WRITTEN INSTRUCTION
Begin with the line holding "Output the text content of this document." and write out each following line to the end of the data, exactly. Pictures are left out.

Recorded data:
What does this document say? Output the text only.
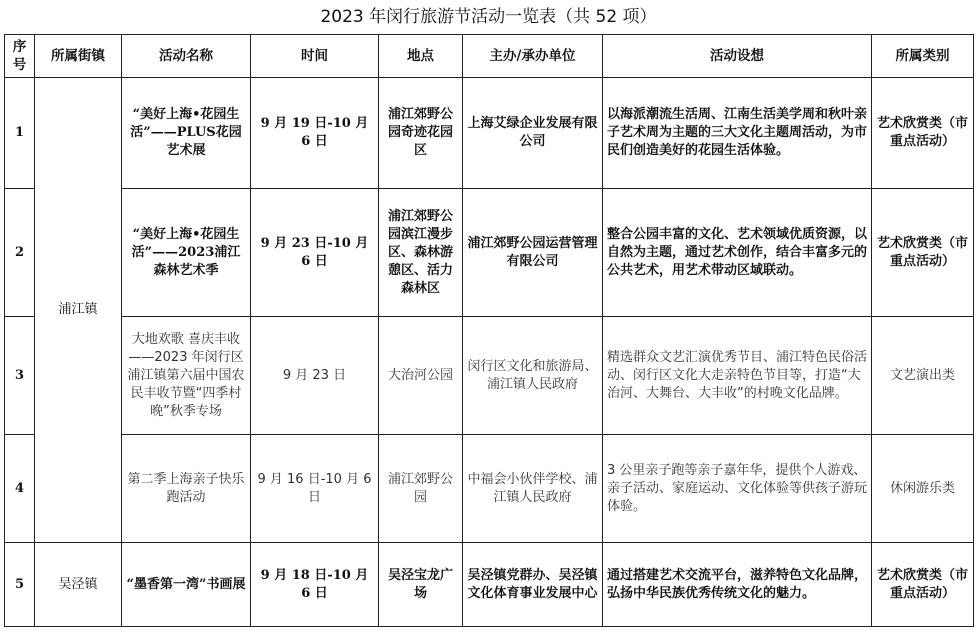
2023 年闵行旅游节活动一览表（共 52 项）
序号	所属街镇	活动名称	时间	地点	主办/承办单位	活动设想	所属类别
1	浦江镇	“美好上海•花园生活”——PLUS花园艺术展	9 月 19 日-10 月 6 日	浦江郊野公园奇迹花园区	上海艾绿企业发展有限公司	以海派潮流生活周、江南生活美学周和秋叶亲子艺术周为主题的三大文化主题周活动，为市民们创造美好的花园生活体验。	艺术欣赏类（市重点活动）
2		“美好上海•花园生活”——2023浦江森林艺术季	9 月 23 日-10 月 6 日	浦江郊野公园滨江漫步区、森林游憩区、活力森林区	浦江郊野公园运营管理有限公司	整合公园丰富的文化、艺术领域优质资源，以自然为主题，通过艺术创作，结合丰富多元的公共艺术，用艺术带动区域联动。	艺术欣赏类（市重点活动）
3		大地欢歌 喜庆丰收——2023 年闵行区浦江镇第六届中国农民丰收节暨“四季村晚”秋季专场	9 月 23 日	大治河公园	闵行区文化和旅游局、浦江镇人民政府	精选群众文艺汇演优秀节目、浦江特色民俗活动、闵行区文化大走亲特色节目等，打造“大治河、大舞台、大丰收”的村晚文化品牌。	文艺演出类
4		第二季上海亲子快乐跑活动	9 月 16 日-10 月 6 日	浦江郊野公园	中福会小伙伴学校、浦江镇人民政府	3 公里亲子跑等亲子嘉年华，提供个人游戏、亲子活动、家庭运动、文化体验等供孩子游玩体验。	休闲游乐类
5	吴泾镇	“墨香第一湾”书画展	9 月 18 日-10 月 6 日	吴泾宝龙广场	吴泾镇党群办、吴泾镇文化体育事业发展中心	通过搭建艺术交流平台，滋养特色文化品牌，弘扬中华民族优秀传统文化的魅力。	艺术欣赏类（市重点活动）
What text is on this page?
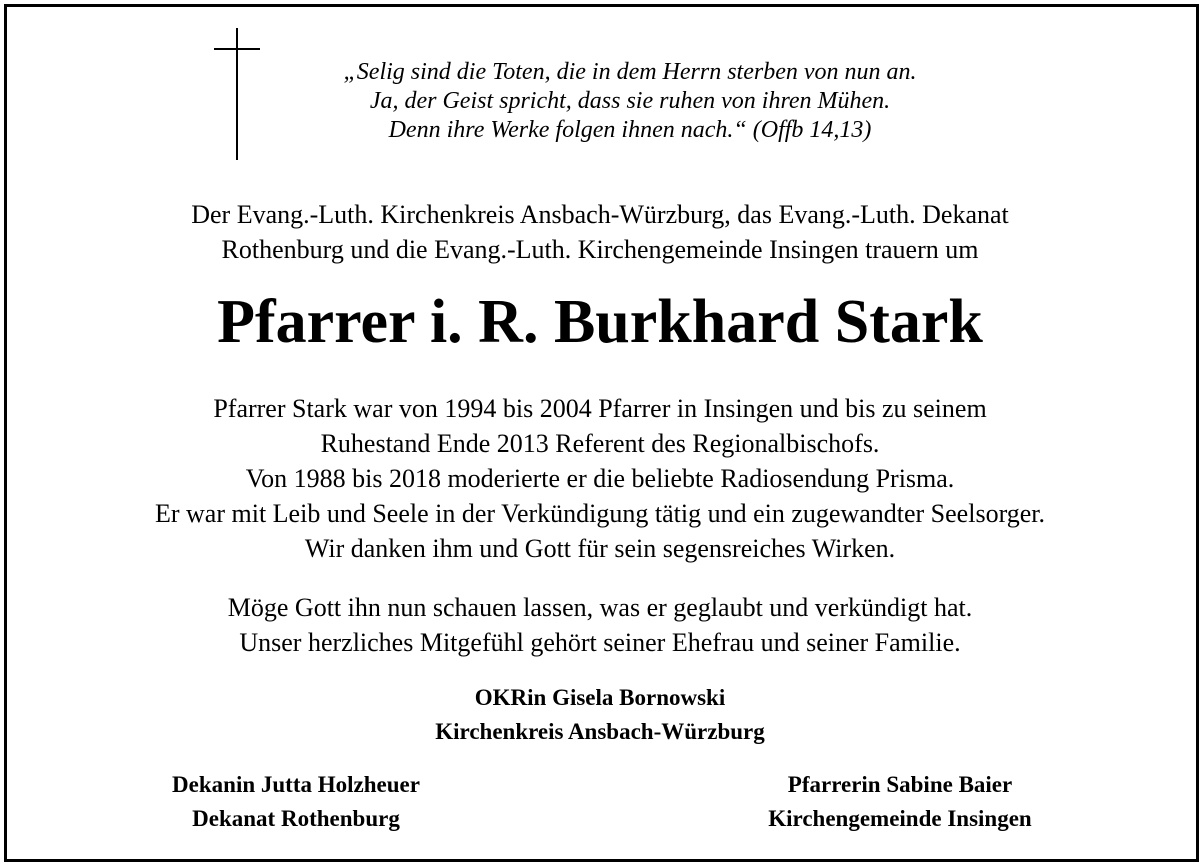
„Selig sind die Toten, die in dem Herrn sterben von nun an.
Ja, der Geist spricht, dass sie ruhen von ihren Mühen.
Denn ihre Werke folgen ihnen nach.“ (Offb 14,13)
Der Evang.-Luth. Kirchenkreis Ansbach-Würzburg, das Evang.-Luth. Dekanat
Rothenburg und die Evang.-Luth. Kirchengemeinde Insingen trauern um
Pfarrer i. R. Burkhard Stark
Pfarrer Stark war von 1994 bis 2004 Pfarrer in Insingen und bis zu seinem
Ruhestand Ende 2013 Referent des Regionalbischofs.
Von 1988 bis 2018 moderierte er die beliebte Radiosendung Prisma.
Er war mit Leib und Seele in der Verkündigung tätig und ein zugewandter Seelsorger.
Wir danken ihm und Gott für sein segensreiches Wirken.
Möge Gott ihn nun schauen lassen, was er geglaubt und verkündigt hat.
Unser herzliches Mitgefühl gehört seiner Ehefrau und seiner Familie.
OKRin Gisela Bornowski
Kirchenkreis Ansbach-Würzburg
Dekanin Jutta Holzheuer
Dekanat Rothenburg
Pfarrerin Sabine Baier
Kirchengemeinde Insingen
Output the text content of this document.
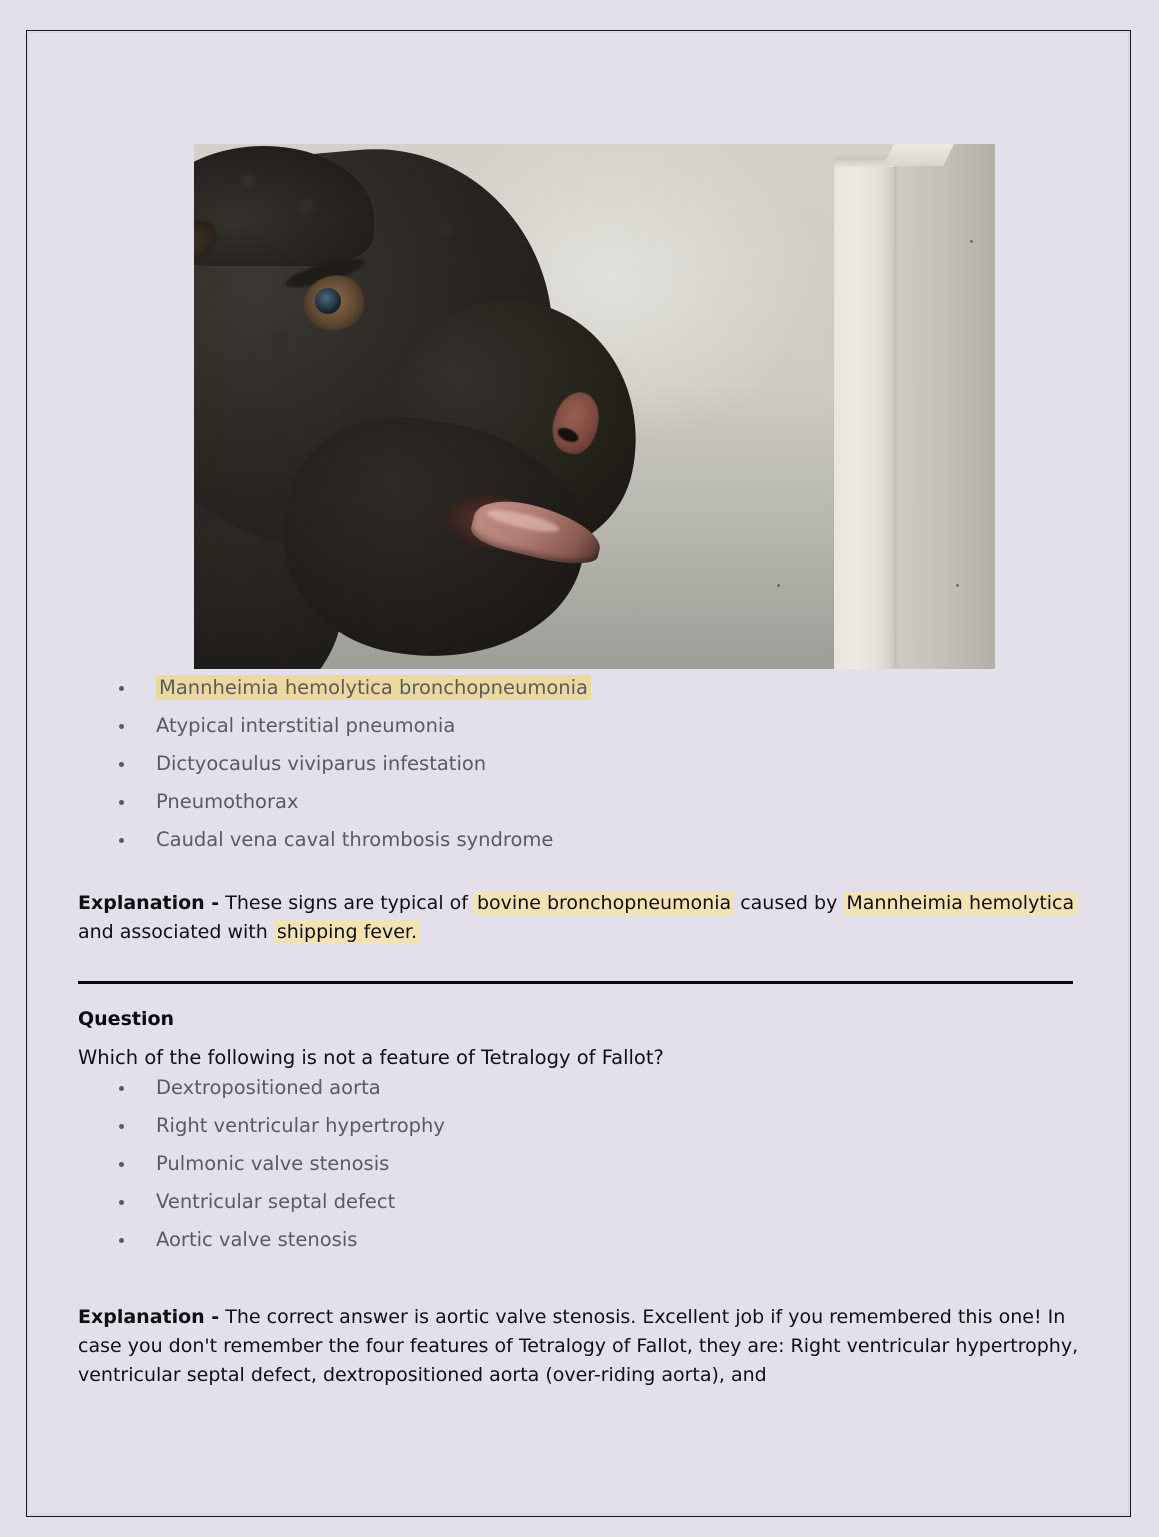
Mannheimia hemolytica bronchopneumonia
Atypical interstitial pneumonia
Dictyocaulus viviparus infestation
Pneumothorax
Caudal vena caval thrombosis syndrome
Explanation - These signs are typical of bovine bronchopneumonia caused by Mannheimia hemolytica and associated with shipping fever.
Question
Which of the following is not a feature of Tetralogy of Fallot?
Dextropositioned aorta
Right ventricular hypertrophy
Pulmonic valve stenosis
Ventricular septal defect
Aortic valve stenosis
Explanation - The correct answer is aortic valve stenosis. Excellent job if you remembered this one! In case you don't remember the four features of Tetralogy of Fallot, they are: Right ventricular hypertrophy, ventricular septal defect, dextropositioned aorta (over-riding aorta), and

RESPONSE TO THIS EXERCISE
Output the text content of this document.
Mannheimia hemolytica bronchopneumonia
Atypical interstitial pneumonia
Dictyocaulus viviparus infestation
Pneumothorax
Caudal vena caval thrombosis syndrome
Explanation - These signs are typical of bovine bronchopneumonia caused by Mannheimia hemolytica and associated with shipping fever.
Question
Which of the following is not a feature of Tetralogy of Fallot?
Dextropositioned aorta
Right ventricular hypertrophy
Pulmonic valve stenosis
Ventricular septal defect
Aortic valve stenosis
Explanation - The correct answer is aortic valve stenosis. Excellent job if you remembered this one! In case you don't remember the four features of Tetralogy of Fallot, they are: Right ventricular hypertrophy, ventricular septal defect, dextropositioned aorta (over-riding aorta), and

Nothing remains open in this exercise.